[A block of data]
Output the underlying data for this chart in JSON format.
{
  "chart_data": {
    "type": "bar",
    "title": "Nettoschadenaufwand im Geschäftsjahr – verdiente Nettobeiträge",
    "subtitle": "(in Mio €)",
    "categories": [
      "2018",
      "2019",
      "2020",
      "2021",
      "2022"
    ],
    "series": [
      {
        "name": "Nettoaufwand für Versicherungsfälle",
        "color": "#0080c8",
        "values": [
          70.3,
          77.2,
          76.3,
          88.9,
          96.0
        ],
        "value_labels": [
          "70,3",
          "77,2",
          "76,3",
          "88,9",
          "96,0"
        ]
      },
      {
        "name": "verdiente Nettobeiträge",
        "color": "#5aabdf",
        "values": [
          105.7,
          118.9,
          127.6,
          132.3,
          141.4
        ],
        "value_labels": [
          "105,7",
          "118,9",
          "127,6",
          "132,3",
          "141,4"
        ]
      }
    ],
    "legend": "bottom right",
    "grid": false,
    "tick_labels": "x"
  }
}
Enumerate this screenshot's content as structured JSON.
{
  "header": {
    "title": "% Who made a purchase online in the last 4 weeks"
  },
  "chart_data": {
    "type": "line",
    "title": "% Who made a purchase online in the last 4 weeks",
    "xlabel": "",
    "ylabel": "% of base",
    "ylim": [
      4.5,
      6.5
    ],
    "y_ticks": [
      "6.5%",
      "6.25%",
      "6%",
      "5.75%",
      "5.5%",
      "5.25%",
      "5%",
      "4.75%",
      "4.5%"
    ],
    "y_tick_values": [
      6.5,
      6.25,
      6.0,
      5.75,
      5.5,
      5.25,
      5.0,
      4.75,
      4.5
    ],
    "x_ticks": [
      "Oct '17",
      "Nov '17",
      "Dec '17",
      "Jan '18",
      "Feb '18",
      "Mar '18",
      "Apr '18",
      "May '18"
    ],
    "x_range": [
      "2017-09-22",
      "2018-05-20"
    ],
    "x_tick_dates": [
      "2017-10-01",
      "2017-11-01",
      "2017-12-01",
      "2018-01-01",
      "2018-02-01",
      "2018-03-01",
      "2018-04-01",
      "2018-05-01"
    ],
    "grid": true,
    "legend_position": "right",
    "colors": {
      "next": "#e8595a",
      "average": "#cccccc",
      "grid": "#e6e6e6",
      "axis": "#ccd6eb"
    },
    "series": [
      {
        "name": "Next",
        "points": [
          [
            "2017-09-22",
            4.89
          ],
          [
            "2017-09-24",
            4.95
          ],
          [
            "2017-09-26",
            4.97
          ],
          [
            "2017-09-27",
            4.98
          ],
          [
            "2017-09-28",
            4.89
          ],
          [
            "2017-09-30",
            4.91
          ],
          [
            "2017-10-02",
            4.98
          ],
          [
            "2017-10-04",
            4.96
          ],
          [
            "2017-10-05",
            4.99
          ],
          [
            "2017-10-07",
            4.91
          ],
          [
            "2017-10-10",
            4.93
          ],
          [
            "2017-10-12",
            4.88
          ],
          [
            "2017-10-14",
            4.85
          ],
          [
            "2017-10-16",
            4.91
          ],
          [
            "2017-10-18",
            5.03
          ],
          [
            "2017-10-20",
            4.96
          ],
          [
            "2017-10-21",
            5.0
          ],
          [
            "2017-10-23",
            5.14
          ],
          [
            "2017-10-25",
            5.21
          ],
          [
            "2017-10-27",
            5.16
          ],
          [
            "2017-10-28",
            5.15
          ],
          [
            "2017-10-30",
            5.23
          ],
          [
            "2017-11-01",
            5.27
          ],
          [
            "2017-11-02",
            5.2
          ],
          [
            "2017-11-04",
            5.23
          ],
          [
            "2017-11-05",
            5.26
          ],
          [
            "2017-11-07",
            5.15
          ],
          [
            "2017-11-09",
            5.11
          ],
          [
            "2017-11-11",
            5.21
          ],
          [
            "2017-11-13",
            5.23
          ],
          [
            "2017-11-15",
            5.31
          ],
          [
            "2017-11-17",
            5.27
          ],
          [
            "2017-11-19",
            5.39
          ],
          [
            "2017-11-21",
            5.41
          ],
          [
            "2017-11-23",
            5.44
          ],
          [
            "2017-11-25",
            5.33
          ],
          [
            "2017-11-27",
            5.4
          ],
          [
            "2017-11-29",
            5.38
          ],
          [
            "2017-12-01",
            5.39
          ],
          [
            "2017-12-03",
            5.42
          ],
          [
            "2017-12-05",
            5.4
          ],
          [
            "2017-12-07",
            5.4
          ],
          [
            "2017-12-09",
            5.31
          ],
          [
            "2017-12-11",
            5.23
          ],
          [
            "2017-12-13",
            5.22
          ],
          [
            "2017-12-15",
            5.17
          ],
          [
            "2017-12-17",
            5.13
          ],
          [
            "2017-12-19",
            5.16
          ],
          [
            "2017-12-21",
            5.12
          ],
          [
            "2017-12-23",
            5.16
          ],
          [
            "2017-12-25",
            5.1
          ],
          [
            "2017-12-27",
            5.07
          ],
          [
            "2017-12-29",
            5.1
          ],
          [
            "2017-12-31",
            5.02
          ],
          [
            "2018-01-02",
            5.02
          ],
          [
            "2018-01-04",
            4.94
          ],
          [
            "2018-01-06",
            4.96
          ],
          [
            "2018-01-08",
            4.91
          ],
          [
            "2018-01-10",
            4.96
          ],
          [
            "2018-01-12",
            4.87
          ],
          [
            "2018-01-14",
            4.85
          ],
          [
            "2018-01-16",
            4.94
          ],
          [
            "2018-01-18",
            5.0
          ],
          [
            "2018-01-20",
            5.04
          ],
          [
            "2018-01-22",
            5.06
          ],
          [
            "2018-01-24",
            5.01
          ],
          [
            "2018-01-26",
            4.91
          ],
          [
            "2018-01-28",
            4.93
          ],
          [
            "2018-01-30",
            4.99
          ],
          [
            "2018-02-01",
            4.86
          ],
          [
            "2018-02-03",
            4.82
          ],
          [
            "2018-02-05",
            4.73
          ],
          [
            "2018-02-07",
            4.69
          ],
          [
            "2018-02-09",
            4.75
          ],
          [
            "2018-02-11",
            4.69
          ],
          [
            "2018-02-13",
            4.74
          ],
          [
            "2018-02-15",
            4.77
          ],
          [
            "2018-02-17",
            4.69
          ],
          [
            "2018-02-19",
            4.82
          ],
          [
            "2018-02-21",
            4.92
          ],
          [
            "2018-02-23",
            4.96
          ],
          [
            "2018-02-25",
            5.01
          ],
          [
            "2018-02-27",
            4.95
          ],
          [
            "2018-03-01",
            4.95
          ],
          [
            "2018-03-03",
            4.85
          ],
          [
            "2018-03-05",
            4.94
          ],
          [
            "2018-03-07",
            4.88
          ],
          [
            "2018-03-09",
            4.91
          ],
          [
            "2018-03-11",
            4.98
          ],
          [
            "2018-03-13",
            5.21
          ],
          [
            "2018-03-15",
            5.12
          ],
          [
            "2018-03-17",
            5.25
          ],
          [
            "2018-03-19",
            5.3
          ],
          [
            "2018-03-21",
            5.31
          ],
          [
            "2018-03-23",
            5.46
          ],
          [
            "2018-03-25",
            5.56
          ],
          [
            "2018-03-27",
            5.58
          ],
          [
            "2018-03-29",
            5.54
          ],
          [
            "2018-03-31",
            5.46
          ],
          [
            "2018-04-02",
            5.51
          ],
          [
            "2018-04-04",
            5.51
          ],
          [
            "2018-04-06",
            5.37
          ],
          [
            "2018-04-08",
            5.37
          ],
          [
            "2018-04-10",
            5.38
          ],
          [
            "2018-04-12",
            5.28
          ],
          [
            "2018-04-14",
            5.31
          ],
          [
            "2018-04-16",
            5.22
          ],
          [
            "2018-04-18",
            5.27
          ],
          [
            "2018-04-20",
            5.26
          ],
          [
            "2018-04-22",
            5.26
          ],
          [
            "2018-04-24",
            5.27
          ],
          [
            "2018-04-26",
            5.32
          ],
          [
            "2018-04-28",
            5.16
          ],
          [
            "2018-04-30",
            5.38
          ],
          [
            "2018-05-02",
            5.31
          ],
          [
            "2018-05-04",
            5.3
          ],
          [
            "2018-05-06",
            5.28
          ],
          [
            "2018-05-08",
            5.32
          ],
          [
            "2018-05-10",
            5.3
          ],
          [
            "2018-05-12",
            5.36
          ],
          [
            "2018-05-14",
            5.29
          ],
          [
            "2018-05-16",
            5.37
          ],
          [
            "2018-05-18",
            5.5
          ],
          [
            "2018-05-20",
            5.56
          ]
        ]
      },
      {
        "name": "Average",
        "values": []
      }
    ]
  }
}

# Required task
Pick out each line above that includes "made" and show it.

# Final result
    "title": "% Who made a purchase online in the last 4 weeks"
    "title": "% Who made a purchase online in the last 4 weeks",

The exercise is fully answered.